• Problem details
Copy out each line of the listing that has the word "сельское" in it.

• Input
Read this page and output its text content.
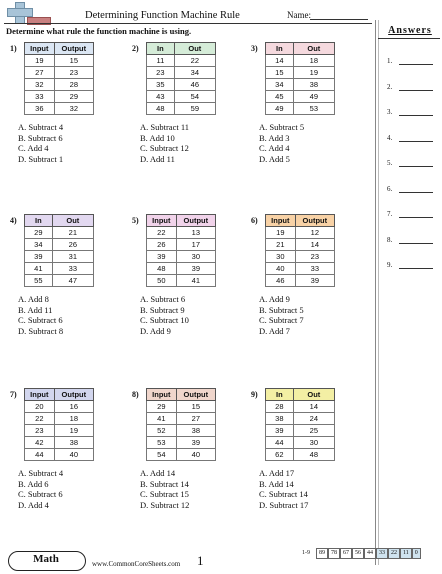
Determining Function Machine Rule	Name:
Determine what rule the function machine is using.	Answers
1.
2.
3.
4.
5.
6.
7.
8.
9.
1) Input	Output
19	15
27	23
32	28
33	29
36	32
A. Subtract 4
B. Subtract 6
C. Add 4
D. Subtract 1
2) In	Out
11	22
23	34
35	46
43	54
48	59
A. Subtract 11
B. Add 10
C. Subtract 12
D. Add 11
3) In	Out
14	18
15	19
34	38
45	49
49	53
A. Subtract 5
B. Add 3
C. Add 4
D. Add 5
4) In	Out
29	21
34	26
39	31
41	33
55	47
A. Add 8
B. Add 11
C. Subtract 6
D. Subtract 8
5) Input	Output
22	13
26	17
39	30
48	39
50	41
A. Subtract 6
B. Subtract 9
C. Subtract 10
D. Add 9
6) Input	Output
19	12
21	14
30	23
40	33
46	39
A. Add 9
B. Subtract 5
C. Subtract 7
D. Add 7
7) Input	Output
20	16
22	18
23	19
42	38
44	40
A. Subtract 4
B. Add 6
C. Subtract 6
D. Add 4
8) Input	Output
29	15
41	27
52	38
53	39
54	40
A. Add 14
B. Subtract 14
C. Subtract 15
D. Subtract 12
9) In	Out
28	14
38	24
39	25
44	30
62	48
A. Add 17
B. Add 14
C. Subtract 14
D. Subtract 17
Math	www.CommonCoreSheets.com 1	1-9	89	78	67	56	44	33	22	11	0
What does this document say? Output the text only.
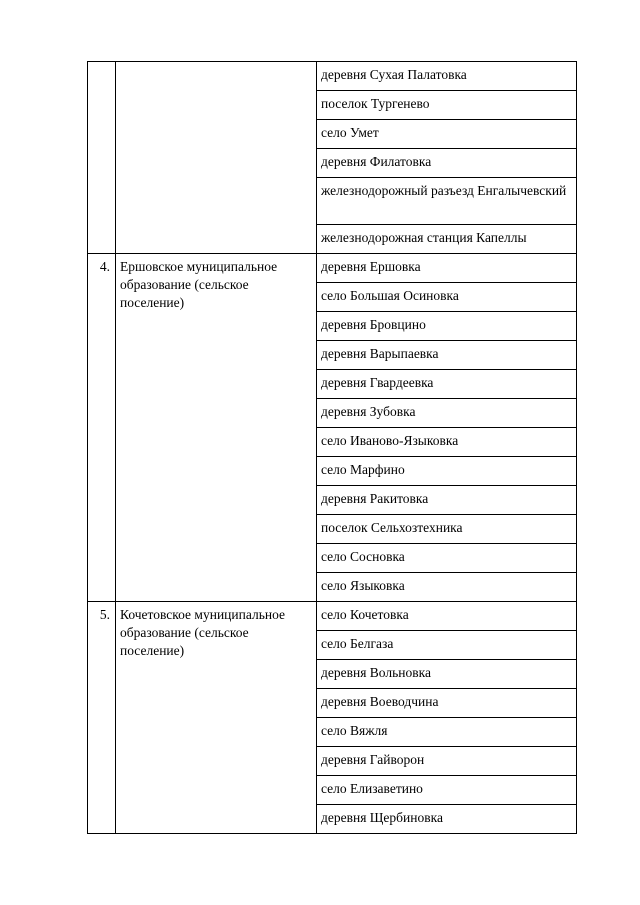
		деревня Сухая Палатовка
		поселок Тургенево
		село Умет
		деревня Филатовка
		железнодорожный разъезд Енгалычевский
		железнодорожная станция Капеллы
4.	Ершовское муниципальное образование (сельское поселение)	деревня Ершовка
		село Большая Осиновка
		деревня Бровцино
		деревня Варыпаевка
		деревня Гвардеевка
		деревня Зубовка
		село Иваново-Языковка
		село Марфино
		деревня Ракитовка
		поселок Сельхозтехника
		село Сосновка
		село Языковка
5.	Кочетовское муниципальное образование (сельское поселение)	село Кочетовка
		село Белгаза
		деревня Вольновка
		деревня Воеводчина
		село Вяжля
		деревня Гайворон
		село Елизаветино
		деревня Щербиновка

• Response to the task
4.	Ершовское муниципальное образование (сельское поселение)	деревня Ершовка
5.	Кочетовское муниципальное образование (сельское поселение)	село Кочетовка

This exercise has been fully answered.